_EXERCISE DIRECTIONS:_ All material below is to be reproduced exactly.

══ MATERIAL FOR THIS TASK

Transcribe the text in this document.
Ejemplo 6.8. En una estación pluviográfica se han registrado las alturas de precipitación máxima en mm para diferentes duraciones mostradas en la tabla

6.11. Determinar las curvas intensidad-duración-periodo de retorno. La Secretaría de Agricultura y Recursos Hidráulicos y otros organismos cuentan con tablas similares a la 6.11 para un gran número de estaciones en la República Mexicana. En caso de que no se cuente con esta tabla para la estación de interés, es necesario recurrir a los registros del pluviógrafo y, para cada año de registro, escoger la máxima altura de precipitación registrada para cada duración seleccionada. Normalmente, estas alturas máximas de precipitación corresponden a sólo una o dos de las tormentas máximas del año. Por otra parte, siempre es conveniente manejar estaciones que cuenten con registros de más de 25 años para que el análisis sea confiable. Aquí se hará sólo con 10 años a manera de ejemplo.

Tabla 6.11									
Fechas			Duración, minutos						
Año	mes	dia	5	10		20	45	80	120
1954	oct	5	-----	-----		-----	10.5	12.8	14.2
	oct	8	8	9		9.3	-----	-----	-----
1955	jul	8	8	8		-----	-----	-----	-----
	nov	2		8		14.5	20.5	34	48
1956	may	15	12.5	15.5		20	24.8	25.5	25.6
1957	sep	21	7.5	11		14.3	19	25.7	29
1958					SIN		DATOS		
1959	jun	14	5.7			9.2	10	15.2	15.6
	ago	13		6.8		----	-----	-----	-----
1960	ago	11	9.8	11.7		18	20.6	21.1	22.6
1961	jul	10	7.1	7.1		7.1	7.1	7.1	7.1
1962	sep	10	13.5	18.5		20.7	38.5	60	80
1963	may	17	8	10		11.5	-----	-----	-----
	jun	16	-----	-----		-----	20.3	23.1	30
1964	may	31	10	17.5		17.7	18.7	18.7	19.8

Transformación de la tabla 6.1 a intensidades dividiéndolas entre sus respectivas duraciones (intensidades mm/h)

════

_ANSWER TO THIS PROBLEM:_
Transcribe the text in this document.
Ejemplo 6.8. En una estación pluviográfica se han registrado las alturas de precipitación máxima en mm para diferentes duraciones mostradas en la tabla

6.11. Determinar las curvas intensidad-duración-periodo de retorno. La Secretaría de Agricultura y Recursos Hidráulicos y otros organismos cuentan con tablas similares a la 6.11 para un gran número de estaciones en la República Mexicana. En caso de que no se cuente con esta tabla para la estación de interés, es necesario recurrir a los registros del pluviógrafo y, para cada año de registro, escoger la máxima altura de precipitación registrada para cada duración seleccionada. Normalmente, estas alturas máximas de precipitación corresponden a sólo una o dos de las tormentas máximas del año. Por otra parte, siempre es conveniente manejar estaciones que cuenten con registros de más de 25 años para que el análisis sea confiable. Aquí se hará sólo con 10 años a manera de ejemplo.

Tabla 6.11									
Fechas			Duración, minutos						
Año	mes	dia	5	10		20	45	80	120
1954	oct	5	-----	-----		-----	10.5	12.8	14.2
	oct	8	8	9		9.3	-----	-----	-----
1955	jul	8	8	8		-----	-----	-----	-----
	nov	2		8		14.5	20.5	34	48
1956	may	15	12.5	15.5		20	24.8	25.5	25.6
1957	sep	21	7.5	11		14.3	19	25.7	29
1958					SIN		DATOS		
1959	jun	14	5.7			9.2	10	15.2	15.6
	ago	13		6.8		----	-----	-----	-----
1960	ago	11	9.8	11.7		18	20.6	21.1	22.6
1961	jul	10	7.1	7.1		7.1	7.1	7.1	7.1
1962	sep	10	13.5	18.5		20.7	38.5	60	80
1963	may	17	8	10		11.5	-----	-----	-----
	jun	16	-----	-----		-----	20.3	23.1	30
1964	may	31	10	17.5		17.7	18.7	18.7	19.8

Transformación de la tabla 6.1 a intensidades dividiéndolas entre sus respectivas duraciones (intensidades mm/h)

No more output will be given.